Stored items from a collection
──────────

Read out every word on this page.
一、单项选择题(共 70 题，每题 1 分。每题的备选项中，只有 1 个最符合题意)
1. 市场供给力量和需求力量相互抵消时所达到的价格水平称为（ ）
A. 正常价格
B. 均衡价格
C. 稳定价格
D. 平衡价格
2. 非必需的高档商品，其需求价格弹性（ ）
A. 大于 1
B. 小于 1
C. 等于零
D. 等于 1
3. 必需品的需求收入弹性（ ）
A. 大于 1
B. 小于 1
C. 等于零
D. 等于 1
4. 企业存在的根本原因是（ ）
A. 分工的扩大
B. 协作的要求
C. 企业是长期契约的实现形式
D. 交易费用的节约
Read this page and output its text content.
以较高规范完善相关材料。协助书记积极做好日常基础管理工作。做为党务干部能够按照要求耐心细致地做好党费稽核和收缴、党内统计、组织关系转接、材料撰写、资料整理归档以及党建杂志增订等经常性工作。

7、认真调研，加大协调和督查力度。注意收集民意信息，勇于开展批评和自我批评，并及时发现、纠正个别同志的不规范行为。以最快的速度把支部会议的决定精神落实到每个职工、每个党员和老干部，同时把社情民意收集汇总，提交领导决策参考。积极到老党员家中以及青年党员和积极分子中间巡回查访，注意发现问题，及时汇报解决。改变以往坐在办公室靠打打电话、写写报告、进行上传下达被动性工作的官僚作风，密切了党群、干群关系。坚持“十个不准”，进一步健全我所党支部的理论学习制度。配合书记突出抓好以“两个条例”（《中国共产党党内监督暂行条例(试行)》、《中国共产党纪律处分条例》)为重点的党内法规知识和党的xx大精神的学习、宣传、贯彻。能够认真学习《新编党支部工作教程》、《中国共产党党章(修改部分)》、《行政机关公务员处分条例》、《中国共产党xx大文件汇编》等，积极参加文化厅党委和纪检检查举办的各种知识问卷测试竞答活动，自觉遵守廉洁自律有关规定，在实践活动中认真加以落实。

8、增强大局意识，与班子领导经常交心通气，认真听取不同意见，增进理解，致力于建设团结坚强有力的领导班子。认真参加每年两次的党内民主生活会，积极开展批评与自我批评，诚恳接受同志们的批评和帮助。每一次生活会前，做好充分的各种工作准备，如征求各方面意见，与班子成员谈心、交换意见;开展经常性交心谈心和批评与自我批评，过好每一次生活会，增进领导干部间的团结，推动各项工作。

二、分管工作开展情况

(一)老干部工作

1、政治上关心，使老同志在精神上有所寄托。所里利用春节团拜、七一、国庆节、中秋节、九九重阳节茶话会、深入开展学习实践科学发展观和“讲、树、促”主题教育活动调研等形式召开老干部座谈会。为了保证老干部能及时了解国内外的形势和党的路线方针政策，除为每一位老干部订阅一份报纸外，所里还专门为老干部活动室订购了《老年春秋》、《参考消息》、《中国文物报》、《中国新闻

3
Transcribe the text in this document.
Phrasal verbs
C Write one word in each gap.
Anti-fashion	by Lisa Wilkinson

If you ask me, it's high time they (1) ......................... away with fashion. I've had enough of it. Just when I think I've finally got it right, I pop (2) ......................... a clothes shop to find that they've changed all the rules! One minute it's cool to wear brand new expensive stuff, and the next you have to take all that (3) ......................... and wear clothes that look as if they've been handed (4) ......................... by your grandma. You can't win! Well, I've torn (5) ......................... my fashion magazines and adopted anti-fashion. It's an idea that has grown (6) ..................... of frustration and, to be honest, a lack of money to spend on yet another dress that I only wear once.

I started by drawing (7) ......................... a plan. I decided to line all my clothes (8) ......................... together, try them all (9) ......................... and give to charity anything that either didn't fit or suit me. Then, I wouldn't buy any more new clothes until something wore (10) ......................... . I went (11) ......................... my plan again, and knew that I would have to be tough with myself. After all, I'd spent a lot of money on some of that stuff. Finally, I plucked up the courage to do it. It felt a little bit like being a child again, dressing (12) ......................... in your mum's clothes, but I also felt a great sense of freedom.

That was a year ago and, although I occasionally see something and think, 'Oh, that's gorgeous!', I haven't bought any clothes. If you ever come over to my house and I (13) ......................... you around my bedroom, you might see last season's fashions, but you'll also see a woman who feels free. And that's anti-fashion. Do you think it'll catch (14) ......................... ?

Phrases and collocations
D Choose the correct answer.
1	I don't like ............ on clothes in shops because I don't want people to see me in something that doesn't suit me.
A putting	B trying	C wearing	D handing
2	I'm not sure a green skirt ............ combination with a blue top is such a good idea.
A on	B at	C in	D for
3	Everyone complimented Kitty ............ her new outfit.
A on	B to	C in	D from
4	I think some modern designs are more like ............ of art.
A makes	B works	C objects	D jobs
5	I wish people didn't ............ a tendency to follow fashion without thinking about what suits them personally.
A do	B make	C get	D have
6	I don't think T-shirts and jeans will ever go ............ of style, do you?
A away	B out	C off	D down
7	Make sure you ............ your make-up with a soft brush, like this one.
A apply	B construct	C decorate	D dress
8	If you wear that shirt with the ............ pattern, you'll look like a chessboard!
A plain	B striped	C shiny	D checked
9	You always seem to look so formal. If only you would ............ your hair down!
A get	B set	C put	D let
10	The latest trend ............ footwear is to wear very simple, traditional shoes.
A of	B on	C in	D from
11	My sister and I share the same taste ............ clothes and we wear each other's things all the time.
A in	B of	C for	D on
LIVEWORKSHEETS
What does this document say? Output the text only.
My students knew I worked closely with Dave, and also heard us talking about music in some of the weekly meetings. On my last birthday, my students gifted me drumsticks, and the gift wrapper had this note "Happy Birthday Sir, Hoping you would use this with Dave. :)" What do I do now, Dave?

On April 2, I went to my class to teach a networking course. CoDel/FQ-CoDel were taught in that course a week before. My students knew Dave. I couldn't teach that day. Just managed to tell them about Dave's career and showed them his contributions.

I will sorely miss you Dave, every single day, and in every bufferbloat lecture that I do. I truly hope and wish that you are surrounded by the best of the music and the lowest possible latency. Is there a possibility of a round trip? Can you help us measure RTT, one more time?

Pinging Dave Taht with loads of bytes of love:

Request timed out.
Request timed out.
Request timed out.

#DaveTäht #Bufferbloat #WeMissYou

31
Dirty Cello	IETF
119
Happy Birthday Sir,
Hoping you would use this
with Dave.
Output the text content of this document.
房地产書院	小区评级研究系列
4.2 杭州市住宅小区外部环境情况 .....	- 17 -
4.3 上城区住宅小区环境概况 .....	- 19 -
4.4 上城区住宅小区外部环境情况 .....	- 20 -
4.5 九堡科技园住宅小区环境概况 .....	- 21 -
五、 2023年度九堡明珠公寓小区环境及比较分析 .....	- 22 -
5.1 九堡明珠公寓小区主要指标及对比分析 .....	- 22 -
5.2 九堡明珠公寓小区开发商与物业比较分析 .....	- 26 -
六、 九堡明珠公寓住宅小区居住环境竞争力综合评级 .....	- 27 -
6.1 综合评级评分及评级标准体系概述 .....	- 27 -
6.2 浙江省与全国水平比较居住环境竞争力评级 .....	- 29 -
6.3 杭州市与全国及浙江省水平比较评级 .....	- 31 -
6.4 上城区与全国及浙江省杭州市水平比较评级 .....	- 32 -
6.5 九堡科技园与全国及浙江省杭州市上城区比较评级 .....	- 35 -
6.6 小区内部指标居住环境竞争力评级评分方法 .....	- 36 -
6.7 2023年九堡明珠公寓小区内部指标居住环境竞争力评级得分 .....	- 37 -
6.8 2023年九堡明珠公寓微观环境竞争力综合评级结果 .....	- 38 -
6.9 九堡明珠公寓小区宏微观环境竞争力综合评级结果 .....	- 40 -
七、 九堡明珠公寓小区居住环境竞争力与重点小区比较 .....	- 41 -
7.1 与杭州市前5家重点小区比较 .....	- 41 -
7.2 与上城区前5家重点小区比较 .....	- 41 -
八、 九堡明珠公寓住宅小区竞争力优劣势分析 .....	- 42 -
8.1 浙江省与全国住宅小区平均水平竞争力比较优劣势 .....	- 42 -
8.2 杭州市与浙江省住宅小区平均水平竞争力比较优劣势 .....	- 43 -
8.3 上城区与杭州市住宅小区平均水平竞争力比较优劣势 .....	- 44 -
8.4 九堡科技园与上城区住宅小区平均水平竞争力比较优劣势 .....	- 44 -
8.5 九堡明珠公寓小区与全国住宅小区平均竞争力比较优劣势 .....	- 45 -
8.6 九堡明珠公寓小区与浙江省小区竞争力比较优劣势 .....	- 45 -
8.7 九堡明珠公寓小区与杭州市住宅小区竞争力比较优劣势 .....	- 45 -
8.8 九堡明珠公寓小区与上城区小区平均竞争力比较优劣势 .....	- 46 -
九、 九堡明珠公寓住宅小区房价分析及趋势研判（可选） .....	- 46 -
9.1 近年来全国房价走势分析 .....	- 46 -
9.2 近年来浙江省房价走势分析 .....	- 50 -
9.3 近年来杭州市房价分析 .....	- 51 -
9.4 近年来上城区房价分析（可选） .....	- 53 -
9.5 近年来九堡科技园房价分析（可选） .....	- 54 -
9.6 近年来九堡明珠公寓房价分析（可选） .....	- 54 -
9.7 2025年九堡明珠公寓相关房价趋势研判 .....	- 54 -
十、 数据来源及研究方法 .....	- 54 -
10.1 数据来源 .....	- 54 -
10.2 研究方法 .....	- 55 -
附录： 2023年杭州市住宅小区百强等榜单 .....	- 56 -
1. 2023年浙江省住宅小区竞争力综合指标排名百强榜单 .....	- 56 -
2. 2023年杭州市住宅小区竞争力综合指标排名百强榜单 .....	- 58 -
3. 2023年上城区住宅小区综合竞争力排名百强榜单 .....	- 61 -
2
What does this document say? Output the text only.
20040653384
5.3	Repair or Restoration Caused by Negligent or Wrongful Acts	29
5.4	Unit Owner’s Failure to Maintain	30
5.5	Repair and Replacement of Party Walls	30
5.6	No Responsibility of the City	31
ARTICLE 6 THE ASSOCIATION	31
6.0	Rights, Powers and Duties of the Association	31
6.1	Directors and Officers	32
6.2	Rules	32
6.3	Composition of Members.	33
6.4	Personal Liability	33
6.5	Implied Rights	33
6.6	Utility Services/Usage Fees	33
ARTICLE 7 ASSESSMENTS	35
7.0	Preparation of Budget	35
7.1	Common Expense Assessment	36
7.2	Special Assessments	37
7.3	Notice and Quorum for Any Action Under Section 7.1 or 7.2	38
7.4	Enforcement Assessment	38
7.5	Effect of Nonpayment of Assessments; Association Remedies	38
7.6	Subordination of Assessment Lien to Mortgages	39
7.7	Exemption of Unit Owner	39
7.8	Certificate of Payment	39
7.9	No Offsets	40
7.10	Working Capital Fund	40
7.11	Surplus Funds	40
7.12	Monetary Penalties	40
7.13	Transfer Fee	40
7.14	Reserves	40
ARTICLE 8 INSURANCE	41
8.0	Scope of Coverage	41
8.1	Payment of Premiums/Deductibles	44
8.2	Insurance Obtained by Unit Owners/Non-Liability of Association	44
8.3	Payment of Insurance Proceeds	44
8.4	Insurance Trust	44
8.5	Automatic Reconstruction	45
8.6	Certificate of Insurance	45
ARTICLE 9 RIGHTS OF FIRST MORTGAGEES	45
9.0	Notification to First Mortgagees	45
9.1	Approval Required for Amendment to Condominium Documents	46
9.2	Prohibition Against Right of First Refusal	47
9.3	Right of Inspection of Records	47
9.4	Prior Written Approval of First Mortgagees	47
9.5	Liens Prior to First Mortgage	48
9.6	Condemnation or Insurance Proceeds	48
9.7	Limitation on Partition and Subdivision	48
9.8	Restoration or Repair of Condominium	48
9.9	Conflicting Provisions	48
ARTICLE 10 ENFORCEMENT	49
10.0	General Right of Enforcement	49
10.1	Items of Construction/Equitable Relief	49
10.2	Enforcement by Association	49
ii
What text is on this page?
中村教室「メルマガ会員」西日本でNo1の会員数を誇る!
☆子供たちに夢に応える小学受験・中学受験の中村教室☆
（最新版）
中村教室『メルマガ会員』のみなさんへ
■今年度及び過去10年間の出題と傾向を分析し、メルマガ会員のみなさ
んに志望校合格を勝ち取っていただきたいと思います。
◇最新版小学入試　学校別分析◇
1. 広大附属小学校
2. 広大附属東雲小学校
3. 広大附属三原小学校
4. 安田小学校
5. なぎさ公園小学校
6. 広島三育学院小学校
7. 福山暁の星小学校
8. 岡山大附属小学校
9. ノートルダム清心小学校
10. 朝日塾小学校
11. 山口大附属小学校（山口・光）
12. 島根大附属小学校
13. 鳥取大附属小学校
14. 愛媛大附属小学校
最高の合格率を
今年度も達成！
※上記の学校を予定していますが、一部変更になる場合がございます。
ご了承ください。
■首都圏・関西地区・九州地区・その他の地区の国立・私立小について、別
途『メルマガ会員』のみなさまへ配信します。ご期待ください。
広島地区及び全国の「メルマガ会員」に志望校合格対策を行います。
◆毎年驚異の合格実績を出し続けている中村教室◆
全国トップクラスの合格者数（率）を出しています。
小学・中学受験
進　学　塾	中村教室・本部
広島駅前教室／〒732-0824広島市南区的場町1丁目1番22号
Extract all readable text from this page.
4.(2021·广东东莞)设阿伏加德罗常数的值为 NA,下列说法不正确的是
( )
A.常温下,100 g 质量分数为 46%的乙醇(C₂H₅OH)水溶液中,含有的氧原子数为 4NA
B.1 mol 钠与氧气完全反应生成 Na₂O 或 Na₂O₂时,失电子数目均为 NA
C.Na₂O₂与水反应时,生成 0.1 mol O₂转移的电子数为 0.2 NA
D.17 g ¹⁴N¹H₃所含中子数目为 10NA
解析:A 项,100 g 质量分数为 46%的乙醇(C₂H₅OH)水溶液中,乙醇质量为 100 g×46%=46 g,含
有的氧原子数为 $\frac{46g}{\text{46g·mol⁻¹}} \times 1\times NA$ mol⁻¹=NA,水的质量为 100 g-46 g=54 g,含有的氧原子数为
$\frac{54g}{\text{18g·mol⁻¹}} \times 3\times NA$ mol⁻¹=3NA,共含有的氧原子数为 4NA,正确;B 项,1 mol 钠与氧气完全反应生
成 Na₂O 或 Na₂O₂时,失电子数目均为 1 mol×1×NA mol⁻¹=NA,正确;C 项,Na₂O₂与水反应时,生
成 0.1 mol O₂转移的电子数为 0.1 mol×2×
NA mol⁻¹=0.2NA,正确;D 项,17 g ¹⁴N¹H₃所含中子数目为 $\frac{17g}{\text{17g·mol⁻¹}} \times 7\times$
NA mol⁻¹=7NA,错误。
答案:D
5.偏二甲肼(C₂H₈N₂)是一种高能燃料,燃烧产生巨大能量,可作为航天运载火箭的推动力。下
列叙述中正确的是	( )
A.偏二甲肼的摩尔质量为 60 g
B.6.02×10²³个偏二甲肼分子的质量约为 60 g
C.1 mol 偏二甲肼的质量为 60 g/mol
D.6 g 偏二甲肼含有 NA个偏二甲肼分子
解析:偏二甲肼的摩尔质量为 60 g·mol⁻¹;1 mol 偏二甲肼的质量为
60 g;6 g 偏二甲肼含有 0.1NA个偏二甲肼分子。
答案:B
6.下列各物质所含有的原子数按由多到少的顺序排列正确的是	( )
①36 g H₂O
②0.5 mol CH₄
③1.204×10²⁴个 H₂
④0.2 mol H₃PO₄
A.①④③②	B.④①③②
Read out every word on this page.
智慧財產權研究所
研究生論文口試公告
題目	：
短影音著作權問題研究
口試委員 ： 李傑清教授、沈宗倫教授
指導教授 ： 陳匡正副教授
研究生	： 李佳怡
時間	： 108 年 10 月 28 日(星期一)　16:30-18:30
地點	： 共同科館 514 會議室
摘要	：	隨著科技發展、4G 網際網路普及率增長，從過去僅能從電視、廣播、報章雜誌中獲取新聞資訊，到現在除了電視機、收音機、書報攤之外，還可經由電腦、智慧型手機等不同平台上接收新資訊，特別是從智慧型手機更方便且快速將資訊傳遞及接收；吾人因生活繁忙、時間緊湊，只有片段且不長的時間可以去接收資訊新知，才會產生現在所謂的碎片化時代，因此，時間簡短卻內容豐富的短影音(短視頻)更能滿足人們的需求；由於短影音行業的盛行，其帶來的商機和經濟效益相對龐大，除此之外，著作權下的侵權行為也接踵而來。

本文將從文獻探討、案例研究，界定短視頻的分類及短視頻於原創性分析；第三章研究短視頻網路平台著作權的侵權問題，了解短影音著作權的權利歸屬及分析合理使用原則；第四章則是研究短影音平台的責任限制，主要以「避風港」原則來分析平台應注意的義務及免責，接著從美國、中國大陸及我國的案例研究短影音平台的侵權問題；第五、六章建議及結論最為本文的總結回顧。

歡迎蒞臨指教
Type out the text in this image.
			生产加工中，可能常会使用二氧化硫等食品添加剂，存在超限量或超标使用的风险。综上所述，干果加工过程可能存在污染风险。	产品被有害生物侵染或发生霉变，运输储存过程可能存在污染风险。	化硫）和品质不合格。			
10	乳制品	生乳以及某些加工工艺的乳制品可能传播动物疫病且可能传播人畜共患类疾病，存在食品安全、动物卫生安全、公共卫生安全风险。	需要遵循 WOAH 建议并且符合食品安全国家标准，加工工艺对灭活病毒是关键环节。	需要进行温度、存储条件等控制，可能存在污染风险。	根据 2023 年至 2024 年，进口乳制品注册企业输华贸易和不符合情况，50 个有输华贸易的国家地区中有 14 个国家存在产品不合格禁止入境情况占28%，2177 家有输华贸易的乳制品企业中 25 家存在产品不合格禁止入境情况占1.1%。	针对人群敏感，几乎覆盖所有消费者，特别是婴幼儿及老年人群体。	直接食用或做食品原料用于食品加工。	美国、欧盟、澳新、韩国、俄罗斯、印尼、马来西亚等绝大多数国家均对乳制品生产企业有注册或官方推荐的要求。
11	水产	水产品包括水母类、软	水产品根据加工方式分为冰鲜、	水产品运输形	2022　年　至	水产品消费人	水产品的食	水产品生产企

──────────

* TASK INSTRUCTIONS: Pick every line with "times" in it and copy it.

* RESULT:
有的氧原子数为 $\frac{46g}{\text{46g·mol⁻¹}} \times 1\times NA$ mol⁻¹=NA,水的质量为 100 g-46 g=54 g,含有的氧原子数为
$\frac{54g}{\text{18g·mol⁻¹}} \times 3\times NA$ mol⁻¹=3NA,共含有的氧原子数为 4NA,正确;B 项,1 mol 钠与氧气完全反应生
NA mol⁻¹=0.2NA,正确;D 项,17 g ¹⁴N¹H₃所含中子数目为 $\frac{17g}{\text{17g·mol⁻¹}} \times 7\times$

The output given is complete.